- **Goal of the exercise**
Reproduce the material exactly, omitting nothing.

- **Material for this task**
====
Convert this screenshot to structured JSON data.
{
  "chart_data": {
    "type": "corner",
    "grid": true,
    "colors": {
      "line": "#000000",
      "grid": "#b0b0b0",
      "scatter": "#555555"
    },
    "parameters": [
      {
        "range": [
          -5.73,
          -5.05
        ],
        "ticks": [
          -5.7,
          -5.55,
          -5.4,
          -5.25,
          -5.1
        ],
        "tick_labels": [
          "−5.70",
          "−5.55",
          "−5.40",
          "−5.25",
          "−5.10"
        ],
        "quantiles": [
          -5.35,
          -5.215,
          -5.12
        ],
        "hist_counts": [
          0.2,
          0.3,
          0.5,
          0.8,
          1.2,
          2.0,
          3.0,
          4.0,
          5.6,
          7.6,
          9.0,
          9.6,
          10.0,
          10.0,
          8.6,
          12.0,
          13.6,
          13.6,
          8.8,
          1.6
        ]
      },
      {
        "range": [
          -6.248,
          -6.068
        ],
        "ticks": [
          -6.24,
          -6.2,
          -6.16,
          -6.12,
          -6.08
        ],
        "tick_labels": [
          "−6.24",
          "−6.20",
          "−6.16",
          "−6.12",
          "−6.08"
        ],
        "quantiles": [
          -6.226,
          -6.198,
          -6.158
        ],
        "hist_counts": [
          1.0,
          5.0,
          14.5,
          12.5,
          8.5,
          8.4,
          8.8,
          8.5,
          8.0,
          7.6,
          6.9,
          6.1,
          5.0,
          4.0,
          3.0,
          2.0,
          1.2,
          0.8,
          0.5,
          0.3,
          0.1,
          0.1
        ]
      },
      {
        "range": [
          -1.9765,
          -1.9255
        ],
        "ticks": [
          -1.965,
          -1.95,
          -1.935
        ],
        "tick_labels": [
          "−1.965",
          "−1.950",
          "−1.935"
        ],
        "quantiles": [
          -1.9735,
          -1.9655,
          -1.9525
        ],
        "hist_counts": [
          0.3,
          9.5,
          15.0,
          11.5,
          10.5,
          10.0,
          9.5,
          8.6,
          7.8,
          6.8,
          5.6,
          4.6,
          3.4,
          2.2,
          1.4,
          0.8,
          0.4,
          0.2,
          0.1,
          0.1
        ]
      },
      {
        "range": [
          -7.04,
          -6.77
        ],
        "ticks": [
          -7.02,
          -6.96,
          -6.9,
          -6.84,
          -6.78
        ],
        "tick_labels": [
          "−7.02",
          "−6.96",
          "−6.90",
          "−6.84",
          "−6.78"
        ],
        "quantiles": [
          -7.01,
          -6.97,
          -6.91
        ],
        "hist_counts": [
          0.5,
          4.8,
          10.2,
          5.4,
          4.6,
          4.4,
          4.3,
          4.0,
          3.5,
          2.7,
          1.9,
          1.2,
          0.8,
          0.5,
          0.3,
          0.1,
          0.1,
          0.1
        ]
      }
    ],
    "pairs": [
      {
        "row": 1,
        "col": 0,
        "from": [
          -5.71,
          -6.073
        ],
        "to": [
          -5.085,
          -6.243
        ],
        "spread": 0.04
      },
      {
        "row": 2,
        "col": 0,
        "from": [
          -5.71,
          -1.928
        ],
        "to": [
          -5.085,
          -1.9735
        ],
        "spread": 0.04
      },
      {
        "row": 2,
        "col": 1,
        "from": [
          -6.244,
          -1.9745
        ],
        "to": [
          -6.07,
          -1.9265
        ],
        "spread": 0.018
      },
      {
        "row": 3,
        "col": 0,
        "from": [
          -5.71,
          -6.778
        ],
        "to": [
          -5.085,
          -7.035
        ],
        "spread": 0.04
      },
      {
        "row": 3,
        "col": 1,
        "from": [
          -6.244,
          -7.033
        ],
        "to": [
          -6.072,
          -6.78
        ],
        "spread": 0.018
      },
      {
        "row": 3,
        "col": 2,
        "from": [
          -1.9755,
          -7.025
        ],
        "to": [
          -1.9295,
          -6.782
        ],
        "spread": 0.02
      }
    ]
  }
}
====
- **Solution**
Convert this screenshot to structured JSON data.
{
  "chart_data": {
    "type": "corner",
    "grid": true,
    "colors": {
      "line": "#000000",
      "grid": "#b0b0b0",
      "scatter": "#555555"
    },
    "parameters": [
      {
        "range": [
          -5.73,
          -5.05
        ],
        "ticks": [
          -5.7,
          -5.55,
          -5.4,
          -5.25,
          -5.1
        ],
        "tick_labels": [
          "−5.70",
          "−5.55",
          "−5.40",
          "−5.25",
          "−5.10"
        ],
        "quantiles": [
          -5.35,
          -5.215,
          -5.12
        ],
        "hist_counts": [
          0.2,
          0.3,
          0.5,
          0.8,
          1.2,
          2.0,
          3.0,
          4.0,
          5.6,
          7.6,
          9.0,
          9.6,
          10.0,
          10.0,
          8.6,
          12.0,
          13.6,
          13.6,
          8.8,
          1.6
        ]
      },
      {
        "range": [
          -6.248,
          -6.068
        ],
        "ticks": [
          -6.24,
          -6.2,
          -6.16,
          -6.12,
          -6.08
        ],
        "tick_labels": [
          "−6.24",
          "−6.20",
          "−6.16",
          "−6.12",
          "−6.08"
        ],
        "quantiles": [
          -6.226,
          -6.198,
          -6.158
        ],
        "hist_counts": [
          1.0,
          5.0,
          14.5,
          12.5,
          8.5,
          8.4,
          8.8,
          8.5,
          8.0,
          7.6,
          6.9,
          6.1,
          5.0,
          4.0,
          3.0,
          2.0,
          1.2,
          0.8,
          0.5,
          0.3,
          0.1,
          0.1
        ]
      },
      {
        "range": [
          -1.9765,
          -1.9255
        ],
        "ticks": [
          -1.965,
          -1.95,
          -1.935
        ],
        "tick_labels": [
          "−1.965",
          "−1.950",
          "−1.935"
        ],
        "quantiles": [
          -1.9735,
          -1.9655,
          -1.9525
        ],
        "hist_counts": [
          0.3,
          9.5,
          15.0,
          11.5,
          10.5,
          10.0,
          9.5,
          8.6,
          7.8,
          6.8,
          5.6,
          4.6,
          3.4,
          2.2,
          1.4,
          0.8,
          0.4,
          0.2,
          0.1,
          0.1
        ]
      },
      {
        "range": [
          -7.04,
          -6.77
        ],
        "ticks": [
          -7.02,
          -6.96,
          -6.9,
          -6.84,
          -6.78
        ],
        "tick_labels": [
          "−7.02",
          "−6.96",
          "−6.90",
          "−6.84",
          "−6.78"
        ],
        "quantiles": [
          -7.01,
          -6.97,
          -6.91
        ],
        "hist_counts": [
          0.5,
          4.8,
          10.2,
          5.4,
          4.6,
          4.4,
          4.3,
          4.0,
          3.5,
          2.7,
          1.9,
          1.2,
          0.8,
          0.5,
          0.3,
          0.1,
          0.1,
          0.1
        ]
      }
    ],
    "pairs": [
      {
        "row": 1,
        "col": 0,
        "from": [
          -5.71,
          -6.073
        ],
        "to": [
          -5.085,
          -6.243
        ],
        "spread": 0.04
      },
      {
        "row": 2,
        "col": 0,
        "from": [
          -5.71,
          -1.928
        ],
        "to": [
          -5.085,
          -1.9735
        ],
        "spread": 0.04
      },
      {
        "row": 2,
        "col": 1,
        "from": [
          -6.244,
          -1.9745
        ],
        "to": [
          -6.07,
          -1.9265
        ],
        "spread": 0.018
      },
      {
        "row": 3,
        "col": 0,
        "from": [
          -5.71,
          -6.778
        ],
        "to": [
          -5.085,
          -7.035
        ],
        "spread": 0.04
      },
      {
        "row": 3,
        "col": 1,
        "from": [
          -6.244,
          -7.033
        ],
        "to": [
          -6.072,
          -6.78
        ],
        "spread": 0.018
      },
      {
        "row": 3,
        "col": 2,
        "from": [
          -1.9755,
          -7.025
        ],
        "to": [
          -1.9295,
          -6.782
        ],
        "spread": 0.02
      }
    ]
  }
}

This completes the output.